→ Records provided

***

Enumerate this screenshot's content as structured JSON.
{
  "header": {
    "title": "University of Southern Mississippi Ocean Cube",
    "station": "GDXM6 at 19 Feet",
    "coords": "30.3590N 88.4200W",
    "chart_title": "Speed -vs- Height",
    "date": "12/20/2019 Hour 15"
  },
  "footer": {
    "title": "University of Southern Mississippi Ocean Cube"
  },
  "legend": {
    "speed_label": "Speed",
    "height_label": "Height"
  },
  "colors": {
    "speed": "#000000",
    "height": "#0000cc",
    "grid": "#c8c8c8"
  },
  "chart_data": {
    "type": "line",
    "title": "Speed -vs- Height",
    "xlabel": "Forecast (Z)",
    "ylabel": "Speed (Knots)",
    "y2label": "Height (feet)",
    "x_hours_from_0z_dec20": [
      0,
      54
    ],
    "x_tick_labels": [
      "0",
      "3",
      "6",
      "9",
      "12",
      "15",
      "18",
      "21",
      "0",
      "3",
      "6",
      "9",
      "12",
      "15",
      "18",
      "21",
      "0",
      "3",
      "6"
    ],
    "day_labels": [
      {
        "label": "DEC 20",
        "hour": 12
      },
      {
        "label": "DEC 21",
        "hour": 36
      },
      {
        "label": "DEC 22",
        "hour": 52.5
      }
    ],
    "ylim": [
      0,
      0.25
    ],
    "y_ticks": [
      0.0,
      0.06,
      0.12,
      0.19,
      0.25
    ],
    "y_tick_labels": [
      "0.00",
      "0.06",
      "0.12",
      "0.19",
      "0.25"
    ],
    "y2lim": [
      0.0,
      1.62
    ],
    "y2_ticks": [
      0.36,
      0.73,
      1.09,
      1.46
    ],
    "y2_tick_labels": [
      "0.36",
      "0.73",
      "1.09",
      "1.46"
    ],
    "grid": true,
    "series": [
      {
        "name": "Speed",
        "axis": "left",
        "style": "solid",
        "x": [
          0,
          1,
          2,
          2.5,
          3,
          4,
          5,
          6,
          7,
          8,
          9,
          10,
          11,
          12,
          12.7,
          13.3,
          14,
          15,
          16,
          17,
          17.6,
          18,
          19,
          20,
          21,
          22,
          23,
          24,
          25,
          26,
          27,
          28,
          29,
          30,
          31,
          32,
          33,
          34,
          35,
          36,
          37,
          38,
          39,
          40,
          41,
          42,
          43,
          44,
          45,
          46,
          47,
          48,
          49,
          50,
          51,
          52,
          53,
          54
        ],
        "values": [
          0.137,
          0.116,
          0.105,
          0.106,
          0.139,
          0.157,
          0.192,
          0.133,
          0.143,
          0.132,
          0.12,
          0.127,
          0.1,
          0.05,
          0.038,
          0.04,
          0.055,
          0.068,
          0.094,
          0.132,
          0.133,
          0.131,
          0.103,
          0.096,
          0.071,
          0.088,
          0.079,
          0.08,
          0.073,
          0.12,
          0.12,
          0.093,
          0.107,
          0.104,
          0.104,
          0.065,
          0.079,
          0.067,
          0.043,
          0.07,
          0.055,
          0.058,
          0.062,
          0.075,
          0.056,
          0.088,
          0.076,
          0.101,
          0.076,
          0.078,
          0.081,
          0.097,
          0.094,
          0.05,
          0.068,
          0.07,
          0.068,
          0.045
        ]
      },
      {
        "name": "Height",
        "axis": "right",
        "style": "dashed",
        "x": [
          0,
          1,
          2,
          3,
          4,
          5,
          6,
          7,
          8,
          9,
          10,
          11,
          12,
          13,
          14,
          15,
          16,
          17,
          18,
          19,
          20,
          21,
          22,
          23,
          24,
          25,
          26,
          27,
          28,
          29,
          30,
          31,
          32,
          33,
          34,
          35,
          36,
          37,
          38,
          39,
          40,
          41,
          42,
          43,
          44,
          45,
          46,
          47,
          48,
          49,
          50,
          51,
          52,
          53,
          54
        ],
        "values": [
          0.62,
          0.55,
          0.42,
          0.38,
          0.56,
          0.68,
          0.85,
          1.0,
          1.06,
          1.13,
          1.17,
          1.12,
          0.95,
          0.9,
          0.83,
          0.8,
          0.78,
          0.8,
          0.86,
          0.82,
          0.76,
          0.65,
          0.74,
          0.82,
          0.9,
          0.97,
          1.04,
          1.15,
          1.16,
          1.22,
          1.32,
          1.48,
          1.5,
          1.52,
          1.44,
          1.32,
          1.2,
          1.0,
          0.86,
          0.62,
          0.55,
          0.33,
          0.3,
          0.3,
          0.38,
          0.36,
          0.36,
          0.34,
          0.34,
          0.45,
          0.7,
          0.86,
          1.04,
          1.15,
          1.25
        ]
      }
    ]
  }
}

***

→ Task brief
Repeat each entry word for word.

→ Finished answer
Enumerate this screenshot's content as structured JSON.
{
  "header": {
    "title": "University of Southern Mississippi Ocean Cube",
    "station": "GDXM6 at 19 Feet",
    "coords": "30.3590N 88.4200W",
    "chart_title": "Speed -vs- Height",
    "date": "12/20/2019 Hour 15"
  },
  "footer": {
    "title": "University of Southern Mississippi Ocean Cube"
  },
  "legend": {
    "speed_label": "Speed",
    "height_label": "Height"
  },
  "colors": {
    "speed": "#000000",
    "height": "#0000cc",
    "grid": "#c8c8c8"
  },
  "chart_data": {
    "type": "line",
    "title": "Speed -vs- Height",
    "xlabel": "Forecast (Z)",
    "ylabel": "Speed (Knots)",
    "y2label": "Height (feet)",
    "x_hours_from_0z_dec20": [
      0,
      54
    ],
    "x_tick_labels": [
      "0",
      "3",
      "6",
      "9",
      "12",
      "15",
      "18",
      "21",
      "0",
      "3",
      "6",
      "9",
      "12",
      "15",
      "18",
      "21",
      "0",
      "3",
      "6"
    ],
    "day_labels": [
      {
        "label": "DEC 20",
        "hour": 12
      },
      {
        "label": "DEC 21",
        "hour": 36
      },
      {
        "label": "DEC 22",
        "hour": 52.5
      }
    ],
    "ylim": [
      0,
      0.25
    ],
    "y_ticks": [
      0.0,
      0.06,
      0.12,
      0.19,
      0.25
    ],
    "y_tick_labels": [
      "0.00",
      "0.06",
      "0.12",
      "0.19",
      "0.25"
    ],
    "y2lim": [
      0.0,
      1.62
    ],
    "y2_ticks": [
      0.36,
      0.73,
      1.09,
      1.46
    ],
    "y2_tick_labels": [
      "0.36",
      "0.73",
      "1.09",
      "1.46"
    ],
    "grid": true,
    "series": [
      {
        "name": "Speed",
        "axis": "left",
        "style": "solid",
        "x": [
          0,
          1,
          2,
          2.5,
          3,
          4,
          5,
          6,
          7,
          8,
          9,
          10,
          11,
          12,
          12.7,
          13.3,
          14,
          15,
          16,
          17,
          17.6,
          18,
          19,
          20,
          21,
          22,
          23,
          24,
          25,
          26,
          27,
          28,
          29,
          30,
          31,
          32,
          33,
          34,
          35,
          36,
          37,
          38,
          39,
          40,
          41,
          42,
          43,
          44,
          45,
          46,
          47,
          48,
          49,
          50,
          51,
          52,
          53,
          54
        ],
        "values": [
          0.137,
          0.116,
          0.105,
          0.106,
          0.139,
          0.157,
          0.192,
          0.133,
          0.143,
          0.132,
          0.12,
          0.127,
          0.1,
          0.05,
          0.038,
          0.04,
          0.055,
          0.068,
          0.094,
          0.132,
          0.133,
          0.131,
          0.103,
          0.096,
          0.071,
          0.088,
          0.079,
          0.08,
          0.073,
          0.12,
          0.12,
          0.093,
          0.107,
          0.104,
          0.104,
          0.065,
          0.079,
          0.067,
          0.043,
          0.07,
          0.055,
          0.058,
          0.062,
          0.075,
          0.056,
          0.088,
          0.076,
          0.101,
          0.076,
          0.078,
          0.081,
          0.097,
          0.094,
          0.05,
          0.068,
          0.07,
          0.068,
          0.045
        ]
      },
      {
        "name": "Height",
        "axis": "right",
        "style": "dashed",
        "x": [
          0,
          1,
          2,
          3,
          4,
          5,
          6,
          7,
          8,
          9,
          10,
          11,
          12,
          13,
          14,
          15,
          16,
          17,
          18,
          19,
          20,
          21,
          22,
          23,
          24,
          25,
          26,
          27,
          28,
          29,
          30,
          31,
          32,
          33,
          34,
          35,
          36,
          37,
          38,
          39,
          40,
          41,
          42,
          43,
          44,
          45,
          46,
          47,
          48,
          49,
          50,
          51,
          52,
          53,
          54
        ],
        "values": [
          0.62,
          0.55,
          0.42,
          0.38,
          0.56,
          0.68,
          0.85,
          1.0,
          1.06,
          1.13,
          1.17,
          1.12,
          0.95,
          0.9,
          0.83,
          0.8,
          0.78,
          0.8,
          0.86,
          0.82,
          0.76,
          0.65,
          0.74,
          0.82,
          0.9,
          0.97,
          1.04,
          1.15,
          1.16,
          1.22,
          1.32,
          1.48,
          1.5,
          1.52,
          1.44,
          1.32,
          1.2,
          1.0,
          0.86,
          0.62,
          0.55,
          0.33,
          0.3,
          0.3,
          0.38,
          0.36,
          0.36,
          0.34,
          0.34,
          0.45,
          0.7,
          0.86,
          1.04,
          1.15,
          1.25
        ]
      }
    ]
  }
}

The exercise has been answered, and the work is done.